EXERCISE GOAL => Copy every line of the data in which the word "label" occurs.

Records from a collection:

.....

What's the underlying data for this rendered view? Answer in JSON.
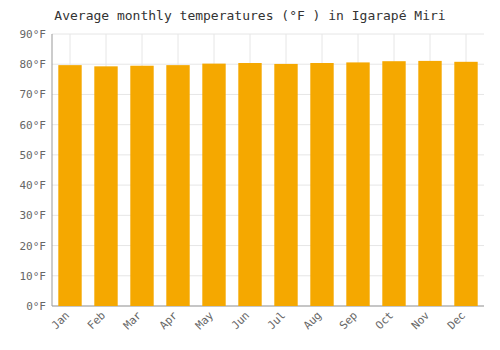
{
  "chart_data": {
    "type": "bar",
    "title": "Average monthly temperatures (°F ) in Igarapé Miri",
    "categories": [
      "Jan",
      "Feb",
      "Mar",
      "Apr",
      "May",
      "Jun",
      "Jul",
      "Aug",
      "Sep",
      "Oct",
      "Nov",
      "Dec"
    ],
    "values": [
      79.7,
      79.3,
      79.5,
      79.7,
      80.2,
      80.4,
      80.1,
      80.4,
      80.6,
      81.0,
      81.1,
      80.8
    ],
    "color": "#F5A800",
    "ylim": [
      0,
      90
    ],
    "yticks": [
      {
        "value": 0,
        "label": "0°F"
      },
      {
        "value": 10,
        "label": "10°F"
      },
      {
        "value": 20,
        "label": "20°F"
      },
      {
        "value": 30,
        "label": "30°F"
      },
      {
        "value": 40,
        "label": "40°F"
      },
      {
        "value": 50,
        "label": "50°F"
      },
      {
        "value": 60,
        "label": "60°F"
      },
      {
        "value": 70,
        "label": "70°F"
      },
      {
        "value": 80,
        "label": "80°F"
      },
      {
        "value": 90,
        "label": "90°F"
      }
    ],
    "grid": true
  }
}
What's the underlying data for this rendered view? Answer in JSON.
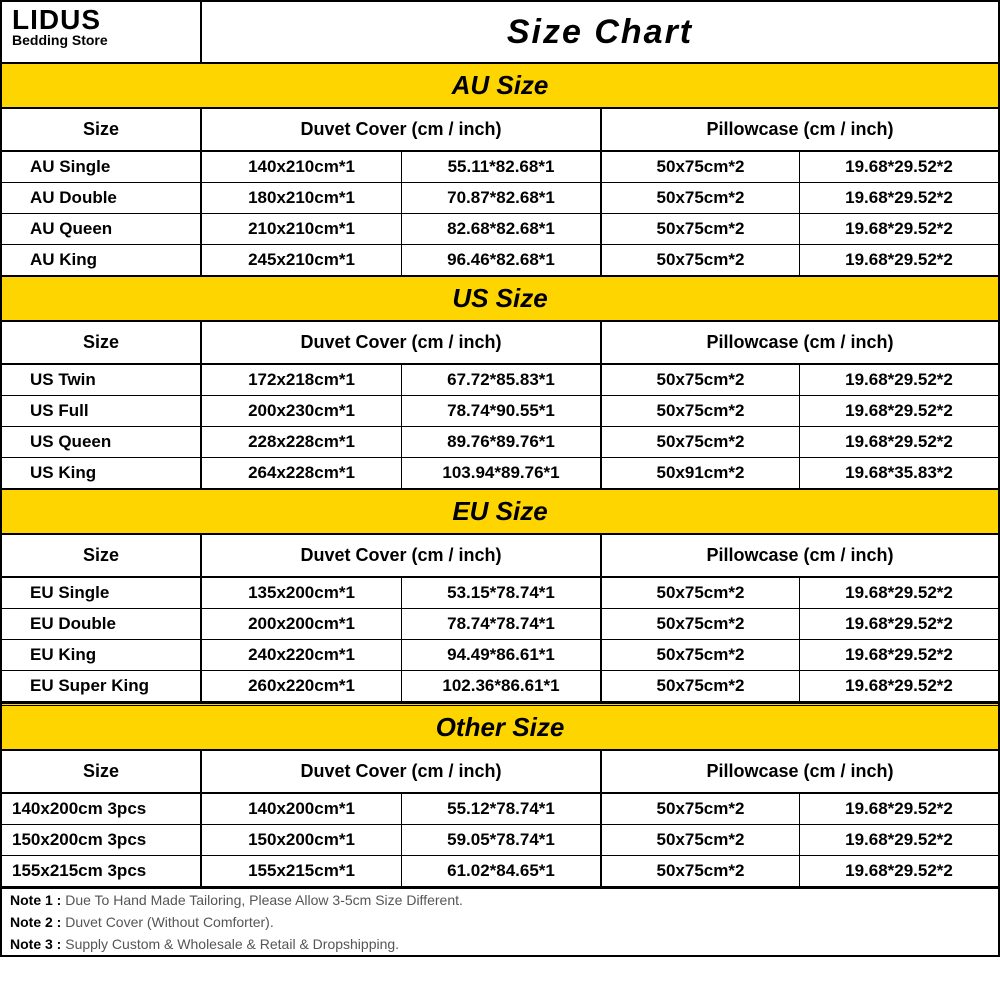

.....

RESULT FOR THIS EXERCISE =>
        "label": "0°F"
        "label": "10°F"
        "label": "20°F"
        "label": "30°F"
        "label": "40°F"
        "label": "50°F"
        "label": "60°F"
        "label": "70°F"
        "label": "80°F"
        "label": "90°F"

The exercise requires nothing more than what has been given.